### [What to do]
Locate the word "atlantic" in the entries below, then gather every line that holds it.

### [Recorded information]
* BEGIN *

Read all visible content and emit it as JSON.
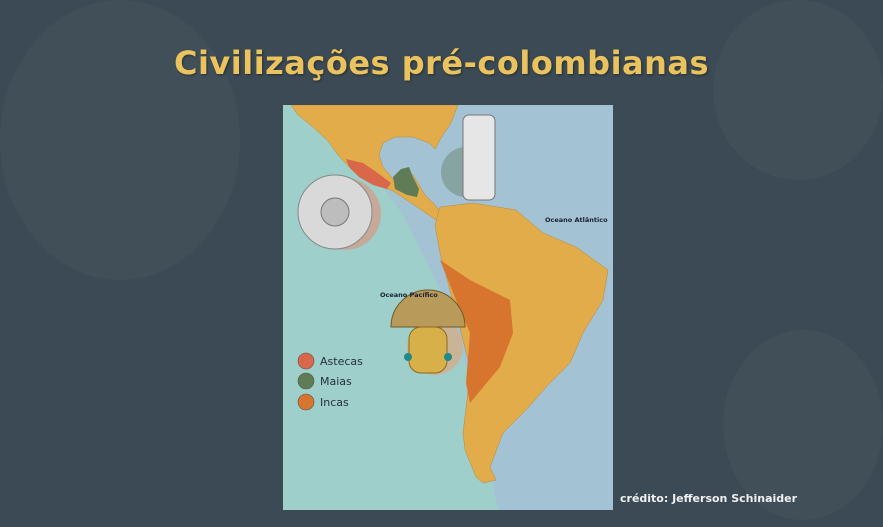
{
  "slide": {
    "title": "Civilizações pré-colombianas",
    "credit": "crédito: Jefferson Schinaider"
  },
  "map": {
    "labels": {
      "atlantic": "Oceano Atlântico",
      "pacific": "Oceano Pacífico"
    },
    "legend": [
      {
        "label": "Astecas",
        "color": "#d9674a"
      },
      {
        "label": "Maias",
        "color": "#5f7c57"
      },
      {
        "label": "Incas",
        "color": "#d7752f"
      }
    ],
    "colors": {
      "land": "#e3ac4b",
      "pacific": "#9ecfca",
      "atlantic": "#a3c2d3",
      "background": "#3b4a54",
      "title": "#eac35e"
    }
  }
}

* END *
* BEGIN *

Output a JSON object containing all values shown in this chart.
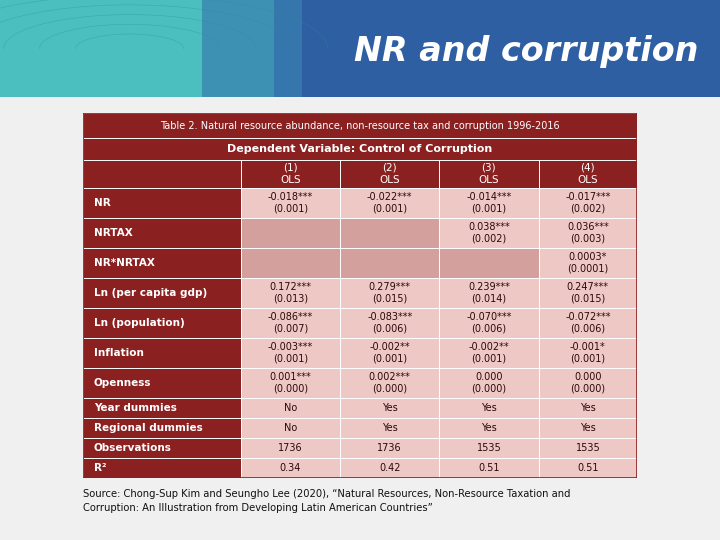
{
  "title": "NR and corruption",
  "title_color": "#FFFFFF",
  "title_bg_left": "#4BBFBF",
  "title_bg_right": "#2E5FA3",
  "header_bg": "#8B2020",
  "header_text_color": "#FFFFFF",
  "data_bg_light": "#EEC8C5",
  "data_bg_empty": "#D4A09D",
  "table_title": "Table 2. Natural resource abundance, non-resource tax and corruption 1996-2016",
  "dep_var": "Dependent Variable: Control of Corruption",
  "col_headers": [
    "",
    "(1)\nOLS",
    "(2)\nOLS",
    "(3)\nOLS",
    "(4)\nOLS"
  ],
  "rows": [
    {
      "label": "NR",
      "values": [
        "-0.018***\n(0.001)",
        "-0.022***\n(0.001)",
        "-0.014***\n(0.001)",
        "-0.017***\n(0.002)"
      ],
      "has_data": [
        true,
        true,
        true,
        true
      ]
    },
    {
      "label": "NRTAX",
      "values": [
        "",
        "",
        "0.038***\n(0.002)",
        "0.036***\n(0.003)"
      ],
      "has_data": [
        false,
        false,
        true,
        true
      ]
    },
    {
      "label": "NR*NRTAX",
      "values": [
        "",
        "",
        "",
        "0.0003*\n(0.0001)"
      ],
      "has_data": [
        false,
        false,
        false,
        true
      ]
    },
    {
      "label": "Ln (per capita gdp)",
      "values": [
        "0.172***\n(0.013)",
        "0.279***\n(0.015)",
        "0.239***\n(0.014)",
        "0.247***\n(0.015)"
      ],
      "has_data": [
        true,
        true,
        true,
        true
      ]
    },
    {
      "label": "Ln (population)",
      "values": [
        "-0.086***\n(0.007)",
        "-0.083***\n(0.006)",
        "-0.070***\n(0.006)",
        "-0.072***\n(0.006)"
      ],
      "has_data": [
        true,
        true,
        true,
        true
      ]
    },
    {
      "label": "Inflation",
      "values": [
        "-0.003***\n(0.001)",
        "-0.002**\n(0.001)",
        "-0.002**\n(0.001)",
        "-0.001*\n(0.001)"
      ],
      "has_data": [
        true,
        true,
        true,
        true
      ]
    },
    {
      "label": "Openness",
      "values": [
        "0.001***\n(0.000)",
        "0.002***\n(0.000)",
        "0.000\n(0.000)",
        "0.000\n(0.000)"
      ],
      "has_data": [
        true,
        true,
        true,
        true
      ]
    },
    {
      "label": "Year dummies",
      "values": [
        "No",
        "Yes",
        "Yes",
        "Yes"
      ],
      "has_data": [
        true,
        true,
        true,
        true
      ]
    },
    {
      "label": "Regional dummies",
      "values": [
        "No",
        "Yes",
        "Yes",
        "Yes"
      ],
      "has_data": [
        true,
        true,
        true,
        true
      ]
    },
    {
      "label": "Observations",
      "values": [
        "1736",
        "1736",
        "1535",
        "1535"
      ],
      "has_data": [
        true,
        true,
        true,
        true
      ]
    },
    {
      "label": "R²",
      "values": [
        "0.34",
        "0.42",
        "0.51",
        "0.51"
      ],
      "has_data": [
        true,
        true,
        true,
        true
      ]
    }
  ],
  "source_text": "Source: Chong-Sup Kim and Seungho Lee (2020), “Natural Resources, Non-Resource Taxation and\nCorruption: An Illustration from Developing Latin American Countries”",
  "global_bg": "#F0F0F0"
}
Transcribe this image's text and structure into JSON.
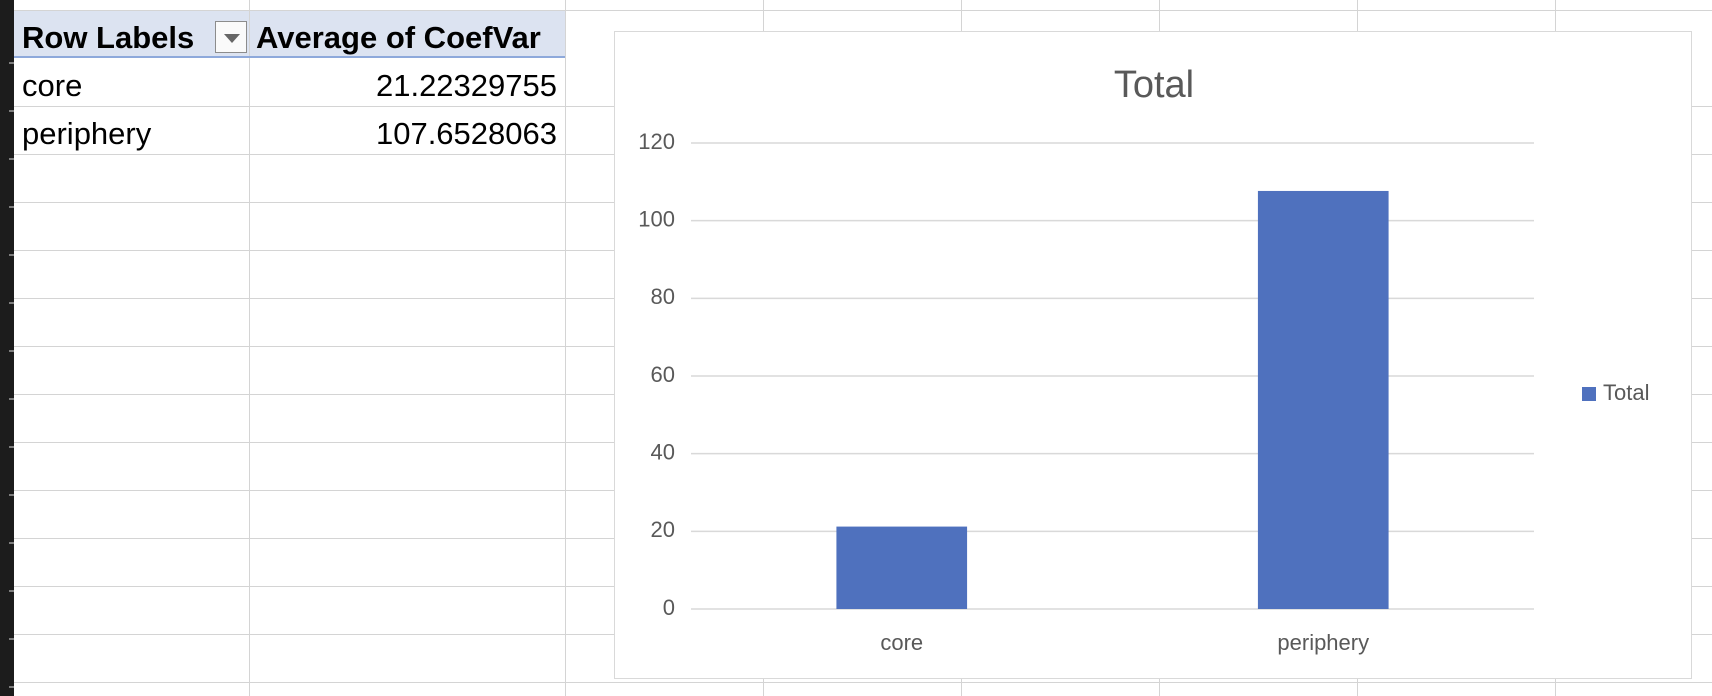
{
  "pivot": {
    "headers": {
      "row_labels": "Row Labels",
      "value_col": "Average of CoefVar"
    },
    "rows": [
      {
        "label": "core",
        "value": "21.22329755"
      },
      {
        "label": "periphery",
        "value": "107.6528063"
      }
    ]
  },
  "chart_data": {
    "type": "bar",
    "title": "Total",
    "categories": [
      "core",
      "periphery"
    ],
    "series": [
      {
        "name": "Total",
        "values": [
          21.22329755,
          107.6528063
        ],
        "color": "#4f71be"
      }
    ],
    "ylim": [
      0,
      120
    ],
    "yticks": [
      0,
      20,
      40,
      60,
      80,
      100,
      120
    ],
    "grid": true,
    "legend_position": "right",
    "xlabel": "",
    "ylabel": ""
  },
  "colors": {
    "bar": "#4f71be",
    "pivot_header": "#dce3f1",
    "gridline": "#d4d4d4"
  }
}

* END *

### [Answer]
      "atlantic": "Oceano Atlântico",
      "atlantic": "#a3c2d3",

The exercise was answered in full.